[Data entries]
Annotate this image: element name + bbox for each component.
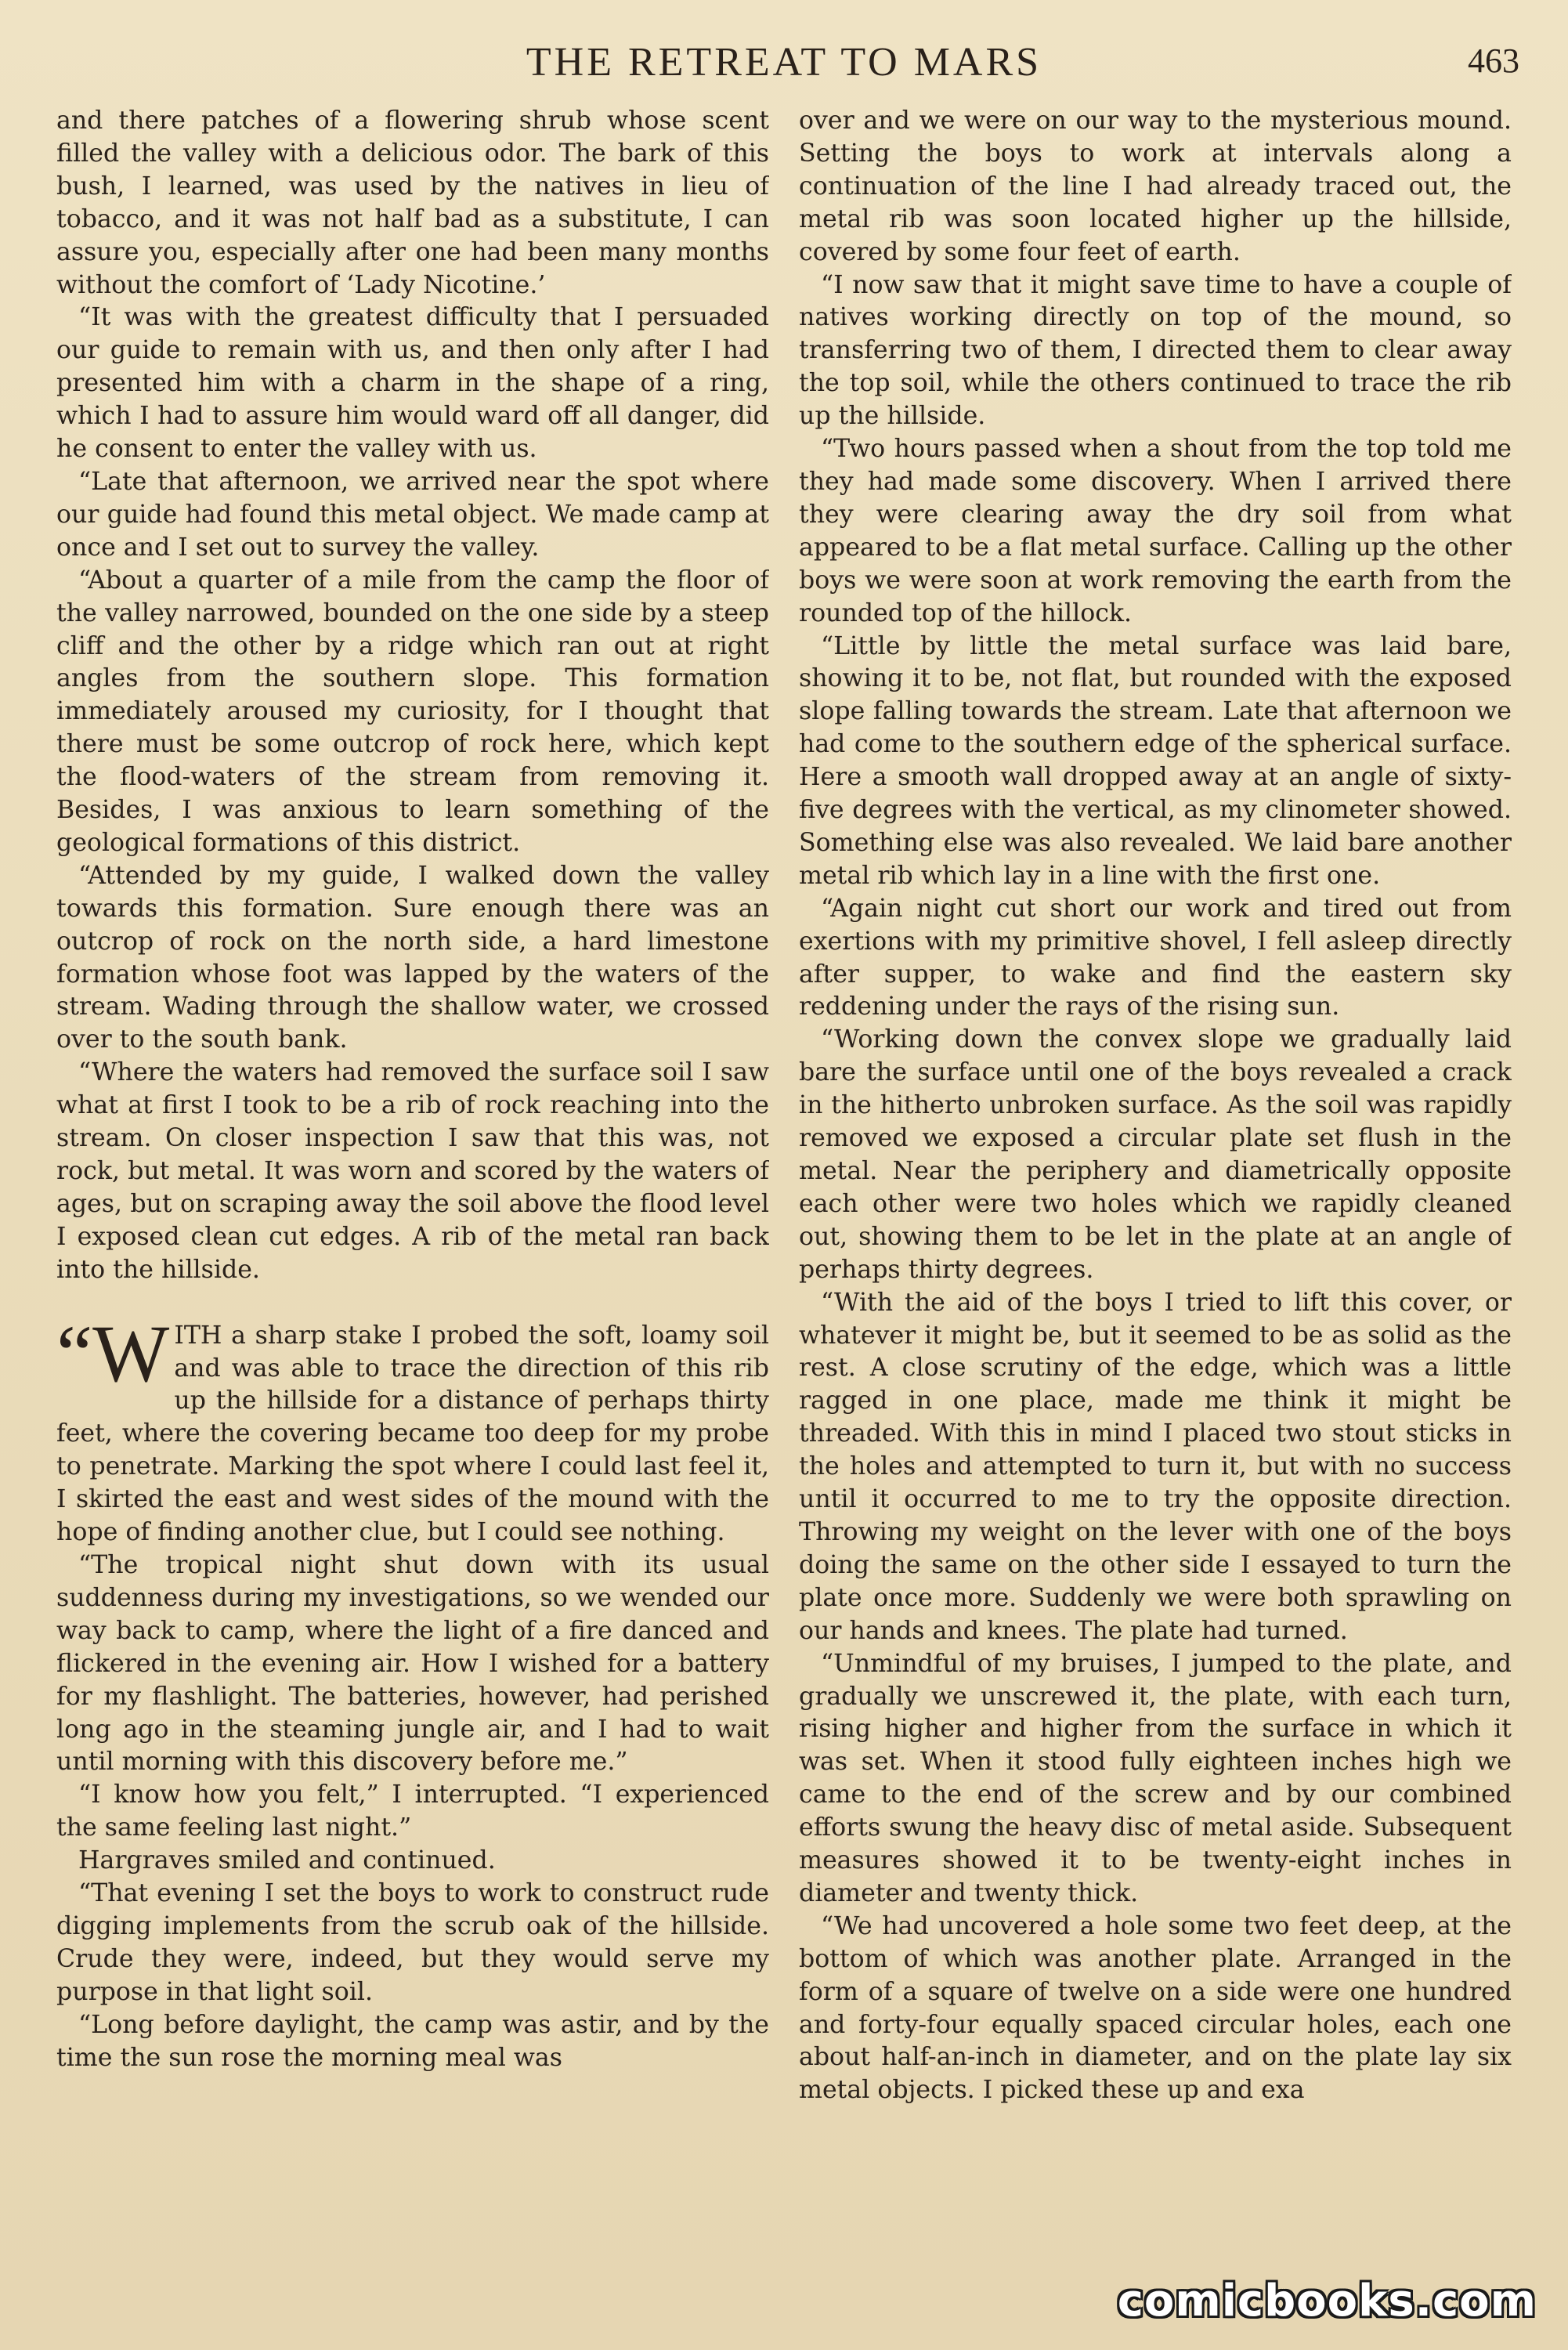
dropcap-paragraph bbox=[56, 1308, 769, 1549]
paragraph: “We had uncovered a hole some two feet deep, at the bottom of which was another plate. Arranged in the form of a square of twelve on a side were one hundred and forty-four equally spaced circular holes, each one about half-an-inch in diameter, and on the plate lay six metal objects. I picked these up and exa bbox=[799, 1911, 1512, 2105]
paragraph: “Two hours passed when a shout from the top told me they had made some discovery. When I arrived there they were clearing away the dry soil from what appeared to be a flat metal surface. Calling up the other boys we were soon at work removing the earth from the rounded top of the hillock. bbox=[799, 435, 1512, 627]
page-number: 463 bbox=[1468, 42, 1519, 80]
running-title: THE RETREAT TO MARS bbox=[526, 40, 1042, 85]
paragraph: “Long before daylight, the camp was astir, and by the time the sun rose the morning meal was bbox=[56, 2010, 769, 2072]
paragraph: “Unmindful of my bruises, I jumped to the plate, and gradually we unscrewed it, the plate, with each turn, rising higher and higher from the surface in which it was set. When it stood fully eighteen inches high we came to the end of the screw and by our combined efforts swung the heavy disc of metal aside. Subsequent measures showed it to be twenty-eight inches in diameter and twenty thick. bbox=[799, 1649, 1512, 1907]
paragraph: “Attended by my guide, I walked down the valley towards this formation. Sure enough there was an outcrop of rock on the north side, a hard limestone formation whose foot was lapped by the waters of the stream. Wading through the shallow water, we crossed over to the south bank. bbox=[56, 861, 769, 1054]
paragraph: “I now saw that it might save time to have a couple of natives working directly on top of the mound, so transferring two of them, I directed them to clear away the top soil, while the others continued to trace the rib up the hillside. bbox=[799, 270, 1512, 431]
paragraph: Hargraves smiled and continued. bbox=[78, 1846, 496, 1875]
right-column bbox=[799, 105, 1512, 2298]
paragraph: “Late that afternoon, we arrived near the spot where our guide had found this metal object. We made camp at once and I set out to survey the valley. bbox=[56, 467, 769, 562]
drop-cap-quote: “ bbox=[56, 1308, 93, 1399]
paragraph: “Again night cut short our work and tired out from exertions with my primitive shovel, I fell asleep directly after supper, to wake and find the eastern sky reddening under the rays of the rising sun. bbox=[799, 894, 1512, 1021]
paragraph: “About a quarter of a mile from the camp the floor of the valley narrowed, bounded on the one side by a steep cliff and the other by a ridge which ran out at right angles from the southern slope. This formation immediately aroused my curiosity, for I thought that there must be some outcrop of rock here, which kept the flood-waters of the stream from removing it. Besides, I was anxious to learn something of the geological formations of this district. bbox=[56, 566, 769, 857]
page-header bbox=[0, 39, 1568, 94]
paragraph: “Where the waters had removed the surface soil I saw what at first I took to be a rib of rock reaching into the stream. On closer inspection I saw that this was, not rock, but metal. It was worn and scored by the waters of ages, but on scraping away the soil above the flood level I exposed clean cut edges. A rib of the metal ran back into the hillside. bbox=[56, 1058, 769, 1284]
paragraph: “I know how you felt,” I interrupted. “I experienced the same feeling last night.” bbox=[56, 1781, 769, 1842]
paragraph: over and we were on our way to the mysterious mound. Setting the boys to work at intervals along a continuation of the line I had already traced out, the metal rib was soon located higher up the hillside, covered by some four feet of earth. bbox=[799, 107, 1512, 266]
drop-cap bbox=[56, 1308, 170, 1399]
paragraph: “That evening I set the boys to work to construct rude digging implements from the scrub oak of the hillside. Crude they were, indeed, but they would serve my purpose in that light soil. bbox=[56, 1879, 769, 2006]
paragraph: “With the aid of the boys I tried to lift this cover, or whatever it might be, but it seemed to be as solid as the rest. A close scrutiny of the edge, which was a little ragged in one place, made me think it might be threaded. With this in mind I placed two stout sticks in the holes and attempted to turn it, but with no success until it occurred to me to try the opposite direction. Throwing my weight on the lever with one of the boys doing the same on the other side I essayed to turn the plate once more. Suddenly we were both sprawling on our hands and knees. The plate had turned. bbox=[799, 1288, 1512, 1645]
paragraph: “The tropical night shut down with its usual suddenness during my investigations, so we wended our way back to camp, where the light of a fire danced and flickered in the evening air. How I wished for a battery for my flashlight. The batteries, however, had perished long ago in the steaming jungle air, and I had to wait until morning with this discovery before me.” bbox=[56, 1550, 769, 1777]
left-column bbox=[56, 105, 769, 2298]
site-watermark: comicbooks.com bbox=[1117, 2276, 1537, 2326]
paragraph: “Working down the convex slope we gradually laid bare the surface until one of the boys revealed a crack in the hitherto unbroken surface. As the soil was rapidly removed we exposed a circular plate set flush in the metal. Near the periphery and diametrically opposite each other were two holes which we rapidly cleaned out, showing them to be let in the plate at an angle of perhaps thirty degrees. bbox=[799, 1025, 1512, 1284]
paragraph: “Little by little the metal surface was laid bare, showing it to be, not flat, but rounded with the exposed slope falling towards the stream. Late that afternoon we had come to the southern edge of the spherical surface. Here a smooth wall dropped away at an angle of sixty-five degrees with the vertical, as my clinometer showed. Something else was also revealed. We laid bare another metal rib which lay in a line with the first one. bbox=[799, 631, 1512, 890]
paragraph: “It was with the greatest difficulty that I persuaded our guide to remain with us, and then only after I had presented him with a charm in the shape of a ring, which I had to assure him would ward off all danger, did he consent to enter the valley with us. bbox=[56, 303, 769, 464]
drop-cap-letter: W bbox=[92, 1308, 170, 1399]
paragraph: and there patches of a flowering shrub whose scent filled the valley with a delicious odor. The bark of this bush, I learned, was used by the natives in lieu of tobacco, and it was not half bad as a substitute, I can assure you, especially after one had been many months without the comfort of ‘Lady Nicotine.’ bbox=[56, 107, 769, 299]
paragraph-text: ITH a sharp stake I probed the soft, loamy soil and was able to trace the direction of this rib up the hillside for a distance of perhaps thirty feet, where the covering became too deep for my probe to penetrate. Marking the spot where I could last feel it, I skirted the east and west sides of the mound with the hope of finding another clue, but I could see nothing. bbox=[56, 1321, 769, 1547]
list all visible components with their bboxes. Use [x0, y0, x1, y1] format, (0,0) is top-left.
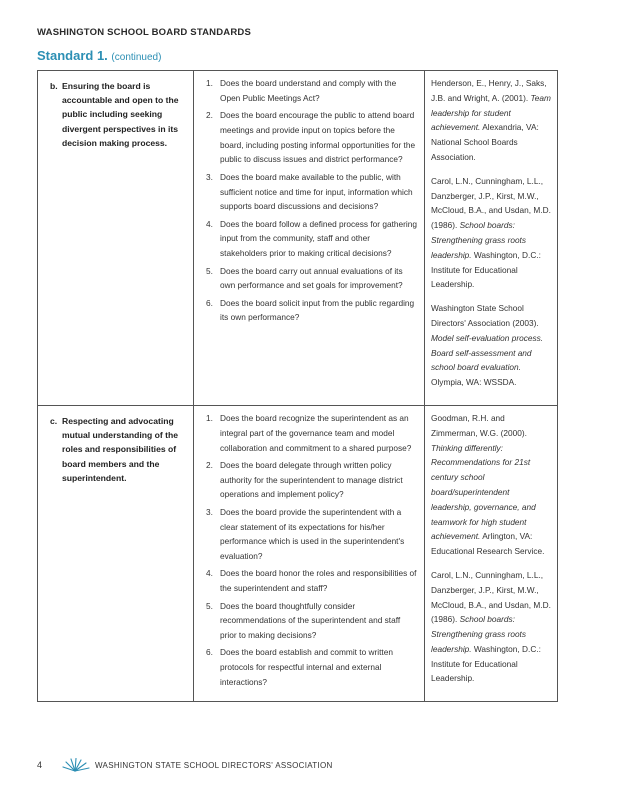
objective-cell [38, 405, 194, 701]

__Task brief__: Copy every line of the data above word for word, leaving out the pictures.

__Correct answer__:
Annotate this image: element name + bbox for each component.
dropcap-paragraph bbox=[56, 1308, 769, 1549]
paragraph: “We had uncovered a hole some two feet deep, at the bottom of which was another plate. Arranged in the form of a square of twelve on a side were one hundred and forty-four equally spaced circular holes, each one about half-an-inch in diameter, and on the plate lay six metal objects. I picked these up and exa bbox=[799, 1911, 1512, 2105]
paragraph: “Two hours passed when a shout from the top told me they had made some discovery. When I arrived there they were clearing away the dry soil from what appeared to be a flat metal surface. Calling up the other boys we were soon at work removing the earth from the rounded top of the hillock. bbox=[799, 435, 1512, 627]
page-number: 463 bbox=[1468, 42, 1519, 80]
running-title: THE RETREAT TO MARS bbox=[526, 40, 1042, 85]
paragraph: “Long before daylight, the camp was astir, and by the time the sun rose the morning meal was bbox=[56, 2010, 769, 2072]
paragraph: “Unmindful of my bruises, I jumped to the plate, and gradually we unscrewed it, the plate, with each turn, rising higher and higher from the surface in which it was set. When it stood fully eighteen inches high we came to the end of the screw and by our combined efforts swung the heavy disc of metal aside. Subsequent measures showed it to be twenty-eight inches in diameter and twenty thick. bbox=[799, 1649, 1512, 1907]
paragraph: “Attended by my guide, I walked down the valley towards this formation. Sure enough there was an outcrop of rock on the north side, a hard limestone formation whose foot was lapped by the waters of the stream. Wading through the shallow water, we crossed over to the south bank. bbox=[56, 861, 769, 1054]
paragraph: “I now saw that it might save time to have a couple of natives working directly on top of the mound, so transferring two of them, I directed them to clear away the top soil, while the others continued to trace the rib up the hillside. bbox=[799, 270, 1512, 431]
paragraph: Hargraves smiled and continued. bbox=[78, 1846, 496, 1875]
right-column bbox=[799, 105, 1512, 2298]
paragraph: “Late that afternoon, we arrived near the spot where our guide had found this metal object. We made camp at once and I set out to survey the valley. bbox=[56, 467, 769, 562]
drop-cap-quote: “ bbox=[56, 1308, 93, 1399]
paragraph: “Again night cut short our work and tired out from exertions with my primitive shovel, I fell asleep directly after supper, to wake and find the eastern sky reddening under the rays of the rising sun. bbox=[799, 894, 1512, 1021]
paragraph: “About a quarter of a mile from the camp the floor of the valley narrowed, bounded on the one side by a steep cliff and the other by a ridge which ran out at right angles from the southern slope. This formation immediately aroused my curiosity, for I thought that there must be some outcrop of rock here, which kept the flood-waters of the stream from removing it. Besides, I was anxious to learn something of the geological formations of this district. bbox=[56, 566, 769, 857]
page-header bbox=[0, 39, 1568, 94]
paragraph: “Where the waters had removed the surface soil I saw what at first I took to be a rib of rock reaching into the stream. On closer inspection I saw that this was, not rock, but metal. It was worn and scored by the waters of ages, but on scraping away the soil above the flood level I exposed clean cut edges. A rib of the metal ran back into the hillside. bbox=[56, 1058, 769, 1284]
paragraph: “I know how you felt,” I interrupted. “I experienced the same feeling last night.” bbox=[56, 1781, 769, 1842]
paragraph: over and we were on our way to the mysterious mound. Setting the boys to work at intervals along a continuation of the line I had already traced out, the metal rib was soon located higher up the hillside, covered by some four feet of earth. bbox=[799, 107, 1512, 266]
drop-cap bbox=[56, 1308, 170, 1399]
paragraph: “That evening I set the boys to work to construct rude digging implements from the scrub oak of the hillside. Crude they were, indeed, but they would serve my purpose in that light soil. bbox=[56, 1879, 769, 2006]
paragraph: “With the aid of the boys I tried to lift this cover, or whatever it might be, but it seemed to be as solid as the rest. A close scrutiny of the edge, which was a little ragged in one place, made me think it might be threaded. With this in mind I placed two stout sticks in the holes and attempted to turn it, but with no success until it occurred to me to try the opposite direction. Throwing my weight on the lever with one of the boys doing the same on the other side I essayed to turn the plate once more. Suddenly we were both sprawling on our hands and knees. The plate had turned. bbox=[799, 1288, 1512, 1645]
paragraph: “The tropical night shut down with its usual suddenness during my investigations, so we wended our way back to camp, where the light of a fire danced and flickered in the evening air. How I wished for a battery for my flashlight. The batteries, however, had perished long ago in the steaming jungle air, and I had to wait until morning with this discovery before me.” bbox=[56, 1550, 769, 1777]
left-column bbox=[56, 105, 769, 2298]
site-watermark: comicbooks.com bbox=[1117, 2276, 1537, 2326]
paragraph: “Working down the convex slope we gradually laid bare the surface until one of the boys revealed a crack in the hitherto unbroken surface. As the soil was rapidly removed we exposed a circular plate set flush in the metal. Near the periphery and diametrically opposite each other were two holes which we rapidly cleaned out, showing them to be let in the plate at an angle of perhaps thirty degrees. bbox=[799, 1025, 1512, 1284]
paragraph: “Little by little the metal surface was laid bare, showing it to be, not flat, but rounded with the exposed slope falling towards the stream. Late that afternoon we had come to the southern edge of the spherical surface. Here a smooth wall dropped away at an angle of sixty-five degrees with the vertical, as my clinometer showed. Something else was also revealed. We laid bare another metal rib which lay in a line with the first one. bbox=[799, 631, 1512, 890]
paragraph: “It was with the greatest difficulty that I persuaded our guide to remain with us, and then only after I had presented him with a charm in the shape of a ring, which I had to assure him would ward off all danger, did he consent to enter the valley with us. bbox=[56, 303, 769, 464]
drop-cap-letter: W bbox=[92, 1308, 170, 1399]
paragraph: and there patches of a flowering shrub whose scent filled the valley with a delicious odor. The bark of this bush, I learned, was used by the natives in lieu of tobacco, and it was not half bad as a substitute, I can assure you, especially after one had been many months without the comfort of ‘Lady Nicotine.’ bbox=[56, 107, 769, 299]
paragraph-text: ITH a sharp stake I probed the soft, loamy soil and was able to trace the direction of this rib up the hillside for a distance of perhaps thirty feet, where the covering became too deep for my probe to penetrate. Marking the spot where I could last feel it, I skirted the east and west sides of the mound with the hope of finding another clue, but I could see nothing. bbox=[56, 1321, 769, 1547]
list all visible components with their bboxes. Use [x0, y0, x1, y1] format, (0,0) is top-left.
objective-cell [38, 405, 194, 701]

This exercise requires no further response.